Task details:
Every record below should be written out exactly; pictures stay out.

Given data:
"""
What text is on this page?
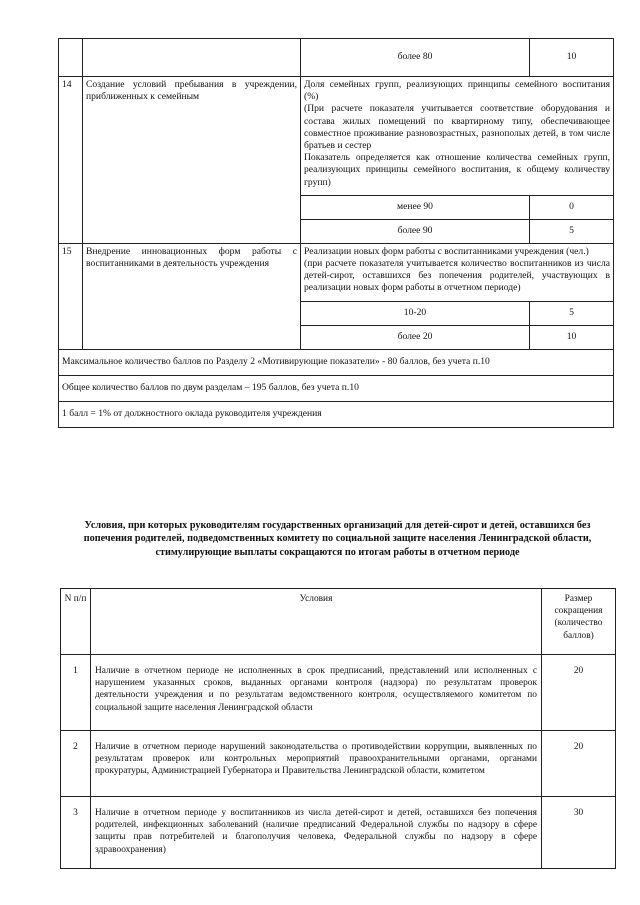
		более 80	10
14	Создание условий пребывания в учреждении, приближенных к семейным	Доля семейных групп, реализующих принципы семейного воспитания (%)
(При расчете показателя учитывается соответствие оборудования и состава жилых помещений по квартирному типу, обеспечивающее совместное проживание разновозрастных, разнополых детей, в том числе братьев и сестер
Показатель определяется как отношение количества семейных групп, реализующих принципы семейного воспитания, к общему количеству групп)	

		менее 90	0
		более 90	5
15	Внедрение инновационных форм работы с воспитанниками в деятельность учреждения	Реализации новых форм работы с воспитанниками учреждения (чел.)
(при расчете показателя учитывается количество воспитанников из числа детей-сирот, оставшихся без попечения родителей, участвующих в реализации новых форм работы в отчетном периоде)	

		10-20	5
		более 20	10
Максимальное количество баллов по Разделу 2 «Мотивирующие показатели» - 80 баллов, без учета п.10			
Общее количество баллов по двум разделам – 195 баллов, без учета п.10			
1 балл = 1% от должностного оклада руководителя учреждения			
Условия, при которых руководителям государственных организаций для детей-сирот и детей, оставшихся без попечения родителей, подведомственных комитету по социальной защите населения Ленинградской области, стимулирующие выплаты сокращаются по итогам работы в отчетном периоде
N п/п	Условия	Размер сокращения (количество баллов)
1	Наличие в отчетном периоде не исполненных в срок предписаний, представлений или исполненных с нарушением указанных сроков, выданных органами контроля (надзора) по результатам проверок деятельности учреждения и по результатам ведомственного контроля, осуществляемого комитетом по социальной защите населения Ленинградской области	20
2	Наличие в отчетном периоде нарушений законодательства о противодействии коррупции, выявленных по результатам проверок или контрольных мероприятий правоохранительными органами, органами прокуратуры, Администрацией Губернатора и Правительства Ленинградской области, комитетом	20
3	Наличие в отчетном периоде у воспитанников из числа детей-сирот и детей, оставшихся без попечения родителей, инфекционных заболеваний (наличие предписаний Федеральной службы по надзору в сфере защиты прав потребителей и благополучия человека, Федеральной службы по надзору в сфере здравоохранения)	30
"""
Answer for the task:
What text is on this page?
		более 80	10
14	Создание условий пребывания в учреждении, приближенных к семейным	Доля семейных групп, реализующих принципы семейного воспитания (%)
(При расчете показателя учитывается соответствие оборудования и состава жилых помещений по квартирному типу, обеспечивающее совместное проживание разновозрастных, разнополых детей, в том числе братьев и сестер
Показатель определяется как отношение количества семейных групп, реализующих принципы семейного воспитания, к общему количеству групп)	

		менее 90	0
		более 90	5
15	Внедрение инновационных форм работы с воспитанниками в деятельность учреждения	Реализации новых форм работы с воспитанниками учреждения (чел.)
(при расчете показателя учитывается количество воспитанников из числа детей-сирот, оставшихся без попечения родителей, участвующих в реализации новых форм работы в отчетном периоде)	

		10-20	5
		более 20	10
Максимальное количество баллов по Разделу 2 «Мотивирующие показатели» - 80 баллов, без учета п.10			
Общее количество баллов по двум разделам – 195 баллов, без учета п.10			
1 балл = 1% от должностного оклада руководителя учреждения			
Условия, при которых руководителям государственных организаций для детей-сирот и детей, оставшихся без попечения родителей, подведомственных комитету по социальной защите населения Ленинградской области, стимулирующие выплаты сокращаются по итогам работы в отчетном периоде
N п/п	Условия	Размер сокращения (количество баллов)
1	Наличие в отчетном периоде не исполненных в срок предписаний, представлений или исполненных с нарушением указанных сроков, выданных органами контроля (надзора) по результатам проверок деятельности учреждения и по результатам ведомственного контроля, осуществляемого комитетом по социальной защите населения Ленинградской области	20
2	Наличие в отчетном периоде нарушений законодательства о противодействии коррупции, выявленных по результатам проверок или контрольных мероприятий правоохранительными органами, органами прокуратуры, Администрацией Губернатора и Правительства Ленинградской области, комитетом	20
3	Наличие в отчетном периоде у воспитанников из числа детей-сирот и детей, оставшихся без попечения родителей, инфекционных заболеваний (наличие предписаний Федеральной службы по надзору в сфере защиты прав потребителей и благополучия человека, Федеральной службы по надзору в сфере здравоохранения)	30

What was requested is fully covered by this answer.